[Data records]
━━━━

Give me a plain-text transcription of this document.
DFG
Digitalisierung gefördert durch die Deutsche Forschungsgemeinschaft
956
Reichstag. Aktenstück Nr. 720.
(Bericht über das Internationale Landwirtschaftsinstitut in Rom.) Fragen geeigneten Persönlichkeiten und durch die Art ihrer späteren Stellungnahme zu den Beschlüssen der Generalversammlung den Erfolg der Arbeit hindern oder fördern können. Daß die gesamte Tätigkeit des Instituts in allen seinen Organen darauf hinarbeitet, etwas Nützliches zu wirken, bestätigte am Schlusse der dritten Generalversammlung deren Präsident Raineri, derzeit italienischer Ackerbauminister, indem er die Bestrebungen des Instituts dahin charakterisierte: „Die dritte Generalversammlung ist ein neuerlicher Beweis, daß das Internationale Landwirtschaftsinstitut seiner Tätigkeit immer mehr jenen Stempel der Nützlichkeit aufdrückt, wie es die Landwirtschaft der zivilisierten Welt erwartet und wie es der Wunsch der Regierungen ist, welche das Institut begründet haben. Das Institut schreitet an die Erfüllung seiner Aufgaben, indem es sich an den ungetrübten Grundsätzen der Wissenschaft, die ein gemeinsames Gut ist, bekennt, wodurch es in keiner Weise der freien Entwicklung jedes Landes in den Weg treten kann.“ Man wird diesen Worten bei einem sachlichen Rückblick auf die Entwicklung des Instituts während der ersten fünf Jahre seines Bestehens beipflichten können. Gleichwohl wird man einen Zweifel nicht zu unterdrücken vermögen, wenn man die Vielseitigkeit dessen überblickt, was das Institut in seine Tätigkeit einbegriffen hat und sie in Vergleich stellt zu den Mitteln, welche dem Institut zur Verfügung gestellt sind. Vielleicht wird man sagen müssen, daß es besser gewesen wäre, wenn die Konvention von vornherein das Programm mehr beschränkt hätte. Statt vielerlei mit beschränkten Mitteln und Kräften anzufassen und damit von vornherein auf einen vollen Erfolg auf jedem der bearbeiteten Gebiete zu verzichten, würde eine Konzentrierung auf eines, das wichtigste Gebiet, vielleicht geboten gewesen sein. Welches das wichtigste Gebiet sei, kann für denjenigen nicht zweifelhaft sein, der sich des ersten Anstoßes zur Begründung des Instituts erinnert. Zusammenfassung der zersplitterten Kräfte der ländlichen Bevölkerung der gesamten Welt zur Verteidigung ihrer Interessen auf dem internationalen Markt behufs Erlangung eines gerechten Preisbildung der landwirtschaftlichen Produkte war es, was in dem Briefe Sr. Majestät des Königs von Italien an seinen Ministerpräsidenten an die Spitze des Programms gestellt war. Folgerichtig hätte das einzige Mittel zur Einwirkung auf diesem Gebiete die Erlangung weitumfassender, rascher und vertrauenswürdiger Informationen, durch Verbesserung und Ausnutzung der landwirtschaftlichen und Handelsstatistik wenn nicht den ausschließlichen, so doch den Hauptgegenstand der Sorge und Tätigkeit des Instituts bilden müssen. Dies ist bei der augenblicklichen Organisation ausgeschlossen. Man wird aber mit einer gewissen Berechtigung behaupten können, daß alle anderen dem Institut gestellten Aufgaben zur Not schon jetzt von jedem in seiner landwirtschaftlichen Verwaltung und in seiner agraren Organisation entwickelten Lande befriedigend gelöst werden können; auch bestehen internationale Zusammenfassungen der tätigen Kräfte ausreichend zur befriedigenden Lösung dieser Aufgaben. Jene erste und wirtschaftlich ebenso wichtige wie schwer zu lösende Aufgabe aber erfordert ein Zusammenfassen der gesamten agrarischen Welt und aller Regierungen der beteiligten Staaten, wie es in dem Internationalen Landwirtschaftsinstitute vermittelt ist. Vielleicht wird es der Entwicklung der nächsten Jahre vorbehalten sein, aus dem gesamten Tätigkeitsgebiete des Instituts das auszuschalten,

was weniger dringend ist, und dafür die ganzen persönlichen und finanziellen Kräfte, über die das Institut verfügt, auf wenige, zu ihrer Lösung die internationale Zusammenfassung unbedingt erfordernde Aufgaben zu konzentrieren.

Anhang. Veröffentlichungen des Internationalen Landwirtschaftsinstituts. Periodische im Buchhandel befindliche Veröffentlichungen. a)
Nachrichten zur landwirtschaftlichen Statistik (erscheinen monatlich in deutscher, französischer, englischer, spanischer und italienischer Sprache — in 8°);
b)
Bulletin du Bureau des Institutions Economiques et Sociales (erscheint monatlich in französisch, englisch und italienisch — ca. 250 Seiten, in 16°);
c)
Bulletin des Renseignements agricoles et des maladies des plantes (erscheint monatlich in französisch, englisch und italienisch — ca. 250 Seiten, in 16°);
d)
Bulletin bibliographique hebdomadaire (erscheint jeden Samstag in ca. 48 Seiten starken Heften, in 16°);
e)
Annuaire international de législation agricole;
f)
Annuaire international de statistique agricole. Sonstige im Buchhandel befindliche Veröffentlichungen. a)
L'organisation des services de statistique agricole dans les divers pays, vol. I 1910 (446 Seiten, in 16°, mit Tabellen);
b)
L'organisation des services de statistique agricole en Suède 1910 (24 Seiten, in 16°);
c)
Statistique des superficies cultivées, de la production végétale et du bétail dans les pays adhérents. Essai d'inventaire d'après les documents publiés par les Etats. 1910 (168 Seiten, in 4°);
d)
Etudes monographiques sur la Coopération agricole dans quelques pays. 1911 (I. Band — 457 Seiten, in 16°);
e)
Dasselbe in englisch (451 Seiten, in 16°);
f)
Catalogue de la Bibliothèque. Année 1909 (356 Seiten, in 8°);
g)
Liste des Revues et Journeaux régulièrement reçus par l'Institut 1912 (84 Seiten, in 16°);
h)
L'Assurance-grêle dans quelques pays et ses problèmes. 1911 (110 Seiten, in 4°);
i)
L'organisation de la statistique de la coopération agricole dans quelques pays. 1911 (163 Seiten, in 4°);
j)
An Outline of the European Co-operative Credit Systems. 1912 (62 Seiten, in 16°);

━━━━

**REQUIRED WORK:** The records above should be returned exactly.

**ANSWER:**
Give me a plain-text transcription of this document.
DFG
Digitalisierung gefördert durch die Deutsche Forschungsgemeinschaft
956
Reichstag. Aktenstück Nr. 720.
(Bericht über das Internationale Landwirtschaftsinstitut in Rom.) Fragen geeigneten Persönlichkeiten und durch die Art ihrer späteren Stellungnahme zu den Beschlüssen der Generalversammlung den Erfolg der Arbeit hindern oder fördern können. Daß die gesamte Tätigkeit des Instituts in allen seinen Organen darauf hinarbeitet, etwas Nützliches zu wirken, bestätigte am Schlusse der dritten Generalversammlung deren Präsident Raineri, derzeit italienischer Ackerbauminister, indem er die Bestrebungen des Instituts dahin charakterisierte: „Die dritte Generalversammlung ist ein neuerlicher Beweis, daß das Internationale Landwirtschaftsinstitut seiner Tätigkeit immer mehr jenen Stempel der Nützlichkeit aufdrückt, wie es die Landwirtschaft der zivilisierten Welt erwartet und wie es der Wunsch der Regierungen ist, welche das Institut begründet haben. Das Institut schreitet an die Erfüllung seiner Aufgaben, indem es sich an den ungetrübten Grundsätzen der Wissenschaft, die ein gemeinsames Gut ist, bekennt, wodurch es in keiner Weise der freien Entwicklung jedes Landes in den Weg treten kann.“ Man wird diesen Worten bei einem sachlichen Rückblick auf die Entwicklung des Instituts während der ersten fünf Jahre seines Bestehens beipflichten können. Gleichwohl wird man einen Zweifel nicht zu unterdrücken vermögen, wenn man die Vielseitigkeit dessen überblickt, was das Institut in seine Tätigkeit einbegriffen hat und sie in Vergleich stellt zu den Mitteln, welche dem Institut zur Verfügung gestellt sind. Vielleicht wird man sagen müssen, daß es besser gewesen wäre, wenn die Konvention von vornherein das Programm mehr beschränkt hätte. Statt vielerlei mit beschränkten Mitteln und Kräften anzufassen und damit von vornherein auf einen vollen Erfolg auf jedem der bearbeiteten Gebiete zu verzichten, würde eine Konzentrierung auf eines, das wichtigste Gebiet, vielleicht geboten gewesen sein. Welches das wichtigste Gebiet sei, kann für denjenigen nicht zweifelhaft sein, der sich des ersten Anstoßes zur Begründung des Instituts erinnert. Zusammenfassung der zersplitterten Kräfte der ländlichen Bevölkerung der gesamten Welt zur Verteidigung ihrer Interessen auf dem internationalen Markt behufs Erlangung eines gerechten Preisbildung der landwirtschaftlichen Produkte war es, was in dem Briefe Sr. Majestät des Königs von Italien an seinen Ministerpräsidenten an die Spitze des Programms gestellt war. Folgerichtig hätte das einzige Mittel zur Einwirkung auf diesem Gebiete die Erlangung weitumfassender, rascher und vertrauenswürdiger Informationen, durch Verbesserung und Ausnutzung der landwirtschaftlichen und Handelsstatistik wenn nicht den ausschließlichen, so doch den Hauptgegenstand der Sorge und Tätigkeit des Instituts bilden müssen. Dies ist bei der augenblicklichen Organisation ausgeschlossen. Man wird aber mit einer gewissen Berechtigung behaupten können, daß alle anderen dem Institut gestellten Aufgaben zur Not schon jetzt von jedem in seiner landwirtschaftlichen Verwaltung und in seiner agraren Organisation entwickelten Lande befriedigend gelöst werden können; auch bestehen internationale Zusammenfassungen der tätigen Kräfte ausreichend zur befriedigenden Lösung dieser Aufgaben. Jene erste und wirtschaftlich ebenso wichtige wie schwer zu lösende Aufgabe aber erfordert ein Zusammenfassen der gesamten agrarischen Welt und aller Regierungen der beteiligten Staaten, wie es in dem Internationalen Landwirtschaftsinstitute vermittelt ist. Vielleicht wird es der Entwicklung der nächsten Jahre vorbehalten sein, aus dem gesamten Tätigkeitsgebiete des Instituts das auszuschalten,

was weniger dringend ist, und dafür die ganzen persönlichen und finanziellen Kräfte, über die das Institut verfügt, auf wenige, zu ihrer Lösung die internationale Zusammenfassung unbedingt erfordernde Aufgaben zu konzentrieren.

Anhang. Veröffentlichungen des Internationalen Landwirtschaftsinstituts. Periodische im Buchhandel befindliche Veröffentlichungen. a)
Nachrichten zur landwirtschaftlichen Statistik (erscheinen monatlich in deutscher, französischer, englischer, spanischer und italienischer Sprache — in 8°);
b)
Bulletin du Bureau des Institutions Economiques et Sociales (erscheint monatlich in französisch, englisch und italienisch — ca. 250 Seiten, in 16°);
c)
Bulletin des Renseignements agricoles et des maladies des plantes (erscheint monatlich in französisch, englisch und italienisch — ca. 250 Seiten, in 16°);
d)
Bulletin bibliographique hebdomadaire (erscheint jeden Samstag in ca. 48 Seiten starken Heften, in 16°);
e)
Annuaire international de législation agricole;
f)
Annuaire international de statistique agricole. Sonstige im Buchhandel befindliche Veröffentlichungen. a)
L'organisation des services de statistique agricole dans les divers pays, vol. I 1910 (446 Seiten, in 16°, mit Tabellen);
b)
L'organisation des services de statistique agricole en Suède 1910 (24 Seiten, in 16°);
c)
Statistique des superficies cultivées, de la production végétale et du bétail dans les pays adhérents. Essai d'inventaire d'après les documents publiés par les Etats. 1910 (168 Seiten, in 4°);
d)
Etudes monographiques sur la Coopération agricole dans quelques pays. 1911 (I. Band — 457 Seiten, in 16°);
e)
Dasselbe in englisch (451 Seiten, in 16°);
f)
Catalogue de la Bibliothèque. Année 1909 (356 Seiten, in 8°);
g)
Liste des Revues et Journeaux régulièrement reçus par l'Institut 1912 (84 Seiten, in 16°);
h)
L'Assurance-grêle dans quelques pays et ses problèmes. 1911 (110 Seiten, in 4°);
i)
L'organisation de la statistique de la coopération agricole dans quelques pays. 1911 (163 Seiten, in 4°);
j)
An Outline of the European Co-operative Credit Systems. 1912 (62 Seiten, in 16°);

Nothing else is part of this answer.